## START Records to use
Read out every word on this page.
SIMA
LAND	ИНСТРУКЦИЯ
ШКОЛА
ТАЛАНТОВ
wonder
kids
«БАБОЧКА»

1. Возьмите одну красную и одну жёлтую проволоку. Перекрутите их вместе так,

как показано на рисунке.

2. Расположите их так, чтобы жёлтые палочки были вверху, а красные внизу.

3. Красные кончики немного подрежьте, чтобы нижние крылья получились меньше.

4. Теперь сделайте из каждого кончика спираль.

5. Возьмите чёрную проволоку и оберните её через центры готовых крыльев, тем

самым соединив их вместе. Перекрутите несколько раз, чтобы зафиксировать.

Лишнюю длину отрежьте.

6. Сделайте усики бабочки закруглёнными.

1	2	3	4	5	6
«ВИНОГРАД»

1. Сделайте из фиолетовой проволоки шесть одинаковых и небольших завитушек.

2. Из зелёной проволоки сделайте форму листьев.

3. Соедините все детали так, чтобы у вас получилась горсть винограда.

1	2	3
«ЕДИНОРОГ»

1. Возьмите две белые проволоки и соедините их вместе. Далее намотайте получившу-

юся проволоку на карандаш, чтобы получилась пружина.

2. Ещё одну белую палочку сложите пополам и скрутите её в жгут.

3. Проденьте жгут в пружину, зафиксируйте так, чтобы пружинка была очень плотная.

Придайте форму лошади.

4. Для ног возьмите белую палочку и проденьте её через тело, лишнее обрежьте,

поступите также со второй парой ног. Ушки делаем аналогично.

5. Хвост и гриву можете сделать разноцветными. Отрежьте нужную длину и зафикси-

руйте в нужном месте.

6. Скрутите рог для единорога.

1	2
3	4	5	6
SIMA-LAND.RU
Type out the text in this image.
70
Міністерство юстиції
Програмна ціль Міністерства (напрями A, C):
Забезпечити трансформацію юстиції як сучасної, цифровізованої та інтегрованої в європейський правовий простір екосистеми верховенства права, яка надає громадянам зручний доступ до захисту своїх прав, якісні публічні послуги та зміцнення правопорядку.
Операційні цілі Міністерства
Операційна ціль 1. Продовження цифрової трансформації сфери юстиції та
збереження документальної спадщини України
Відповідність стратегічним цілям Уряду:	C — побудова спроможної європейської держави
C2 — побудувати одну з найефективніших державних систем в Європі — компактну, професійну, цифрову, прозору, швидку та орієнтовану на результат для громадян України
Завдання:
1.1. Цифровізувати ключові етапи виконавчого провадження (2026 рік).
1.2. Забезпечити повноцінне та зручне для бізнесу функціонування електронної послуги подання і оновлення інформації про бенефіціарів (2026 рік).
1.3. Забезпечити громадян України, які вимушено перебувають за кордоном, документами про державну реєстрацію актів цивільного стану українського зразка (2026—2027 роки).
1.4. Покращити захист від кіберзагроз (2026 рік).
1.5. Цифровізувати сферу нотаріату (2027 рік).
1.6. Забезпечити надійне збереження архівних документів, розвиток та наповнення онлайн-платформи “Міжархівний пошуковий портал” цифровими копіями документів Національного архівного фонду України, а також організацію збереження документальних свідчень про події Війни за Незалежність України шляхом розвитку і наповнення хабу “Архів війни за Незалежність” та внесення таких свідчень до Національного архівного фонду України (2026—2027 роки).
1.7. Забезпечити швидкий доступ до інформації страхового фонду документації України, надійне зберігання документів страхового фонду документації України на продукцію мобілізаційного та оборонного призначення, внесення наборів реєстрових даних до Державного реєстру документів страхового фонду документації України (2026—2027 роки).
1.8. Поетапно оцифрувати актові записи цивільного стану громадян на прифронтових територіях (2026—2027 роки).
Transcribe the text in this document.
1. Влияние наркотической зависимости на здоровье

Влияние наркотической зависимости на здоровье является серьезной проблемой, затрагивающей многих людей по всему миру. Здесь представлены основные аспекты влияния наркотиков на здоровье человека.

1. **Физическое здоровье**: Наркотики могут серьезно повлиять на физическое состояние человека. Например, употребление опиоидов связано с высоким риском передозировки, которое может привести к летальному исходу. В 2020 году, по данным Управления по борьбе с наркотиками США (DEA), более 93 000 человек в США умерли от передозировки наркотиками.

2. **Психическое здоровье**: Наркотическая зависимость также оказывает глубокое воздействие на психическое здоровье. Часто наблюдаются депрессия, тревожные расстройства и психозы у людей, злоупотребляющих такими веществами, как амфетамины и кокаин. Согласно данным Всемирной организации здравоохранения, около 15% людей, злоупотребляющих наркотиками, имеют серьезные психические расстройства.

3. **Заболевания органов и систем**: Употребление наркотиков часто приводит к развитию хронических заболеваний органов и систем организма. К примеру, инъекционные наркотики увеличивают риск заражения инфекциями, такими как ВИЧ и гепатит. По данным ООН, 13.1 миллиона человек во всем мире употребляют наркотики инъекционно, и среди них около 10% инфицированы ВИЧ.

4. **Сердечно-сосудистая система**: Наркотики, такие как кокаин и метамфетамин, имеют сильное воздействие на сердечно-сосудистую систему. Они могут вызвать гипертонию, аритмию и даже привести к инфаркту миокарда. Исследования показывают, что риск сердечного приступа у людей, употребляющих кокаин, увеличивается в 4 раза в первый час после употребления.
## END Records to use
#### Task prompt
Once more, set down the full listing, verbatim.

#### Result for this exercise
Read out every word on this page.
SIMA
LAND	ИНСТРУКЦИЯ
ШКОЛА
ТАЛАНТОВ
wonder
kids
«БАБОЧКА»

1. Возьмите одну красную и одну жёлтую проволоку. Перекрутите их вместе так,

как показано на рисунке.

2. Расположите их так, чтобы жёлтые палочки были вверху, а красные внизу.

3. Красные кончики немного подрежьте, чтобы нижние крылья получились меньше.

4. Теперь сделайте из каждого кончика спираль.

5. Возьмите чёрную проволоку и оберните её через центры готовых крыльев, тем

самым соединив их вместе. Перекрутите несколько раз, чтобы зафиксировать.

Лишнюю длину отрежьте.

6. Сделайте усики бабочки закруглёнными.

1	2	3	4	5	6
«ВИНОГРАД»

1. Сделайте из фиолетовой проволоки шесть одинаковых и небольших завитушек.

2. Из зелёной проволоки сделайте форму листьев.

3. Соедините все детали так, чтобы у вас получилась горсть винограда.

1	2	3
«ЕДИНОРОГ»

1. Возьмите две белые проволоки и соедините их вместе. Далее намотайте получившу-

юся проволоку на карандаш, чтобы получилась пружина.

2. Ещё одну белую палочку сложите пополам и скрутите её в жгут.

3. Проденьте жгут в пружину, зафиксируйте так, чтобы пружинка была очень плотная.

Придайте форму лошади.

4. Для ног возьмите белую палочку и проденьте её через тело, лишнее обрежьте,

поступите также со второй парой ног. Ушки делаем аналогично.

5. Хвост и гриву можете сделать разноцветными. Отрежьте нужную длину и зафикси-

руйте в нужном месте.

6. Скрутите рог для единорога.

1	2
3	4	5	6
SIMA-LAND.RU
Type out the text in this image.
70
Міністерство юстиції
Програмна ціль Міністерства (напрями A, C):
Забезпечити трансформацію юстиції як сучасної, цифровізованої та інтегрованої в європейський правовий простір екосистеми верховенства права, яка надає громадянам зручний доступ до захисту своїх прав, якісні публічні послуги та зміцнення правопорядку.
Операційні цілі Міністерства
Операційна ціль 1. Продовження цифрової трансформації сфери юстиції та
збереження документальної спадщини України
Відповідність стратегічним цілям Уряду:	C — побудова спроможної європейської держави
C2 — побудувати одну з найефективніших державних систем в Європі — компактну, професійну, цифрову, прозору, швидку та орієнтовану на результат для громадян України
Завдання:
1.1. Цифровізувати ключові етапи виконавчого провадження (2026 рік).
1.2. Забезпечити повноцінне та зручне для бізнесу функціонування електронної послуги подання і оновлення інформації про бенефіціарів (2026 рік).
1.3. Забезпечити громадян України, які вимушено перебувають за кордоном, документами про державну реєстрацію актів цивільного стану українського зразка (2026—2027 роки).
1.4. Покращити захист від кіберзагроз (2026 рік).
1.5. Цифровізувати сферу нотаріату (2027 рік).
1.6. Забезпечити надійне збереження архівних документів, розвиток та наповнення онлайн-платформи “Міжархівний пошуковий портал” цифровими копіями документів Національного архівного фонду України, а також організацію збереження документальних свідчень про події Війни за Незалежність України шляхом розвитку і наповнення хабу “Архів війни за Незалежність” та внесення таких свідчень до Національного архівного фонду України (2026—2027 роки).
1.7. Забезпечити швидкий доступ до інформації страхового фонду документації України, надійне зберігання документів страхового фонду документації України на продукцію мобілізаційного та оборонного призначення, внесення наборів реєстрових даних до Державного реєстру документів страхового фонду документації України (2026—2027 роки).
1.8. Поетапно оцифрувати актові записи цивільного стану громадян на прифронтових територіях (2026—2027 роки).
Transcribe the text in this document.
1. Влияние наркотической зависимости на здоровье

Влияние наркотической зависимости на здоровье является серьезной проблемой, затрагивающей многих людей по всему миру. Здесь представлены основные аспекты влияния наркотиков на здоровье человека.

1. **Физическое здоровье**: Наркотики могут серьезно повлиять на физическое состояние человека. Например, употребление опиоидов связано с высоким риском передозировки, которое может привести к летальному исходу. В 2020 году, по данным Управления по борьбе с наркотиками США (DEA), более 93 000 человек в США умерли от передозировки наркотиками.

2. **Психическое здоровье**: Наркотическая зависимость также оказывает глубокое воздействие на психическое здоровье. Часто наблюдаются депрессия, тревожные расстройства и психозы у людей, злоупотребляющих такими веществами, как амфетамины и кокаин. Согласно данным Всемирной организации здравоохранения, около 15% людей, злоупотребляющих наркотиками, имеют серьезные психические расстройства.

3. **Заболевания органов и систем**: Употребление наркотиков часто приводит к развитию хронических заболеваний органов и систем организма. К примеру, инъекционные наркотики увеличивают риск заражения инфекциями, такими как ВИЧ и гепатит. По данным ООН, 13.1 миллиона человек во всем мире употребляют наркотики инъекционно, и среди них около 10% инфицированы ВИЧ.

4. **Сердечно-сосудистая система**: Наркотики, такие как кокаин и метамфетамин, имеют сильное воздействие на сердечно-сосудистую систему. Они могут вызвать гипертонию, аритмию и даже привести к инфаркту миокарда. Исследования показывают, что риск сердечного приступа у людей, употребляющих кокаин, увеличивается в 4 раза в первый час после употребления.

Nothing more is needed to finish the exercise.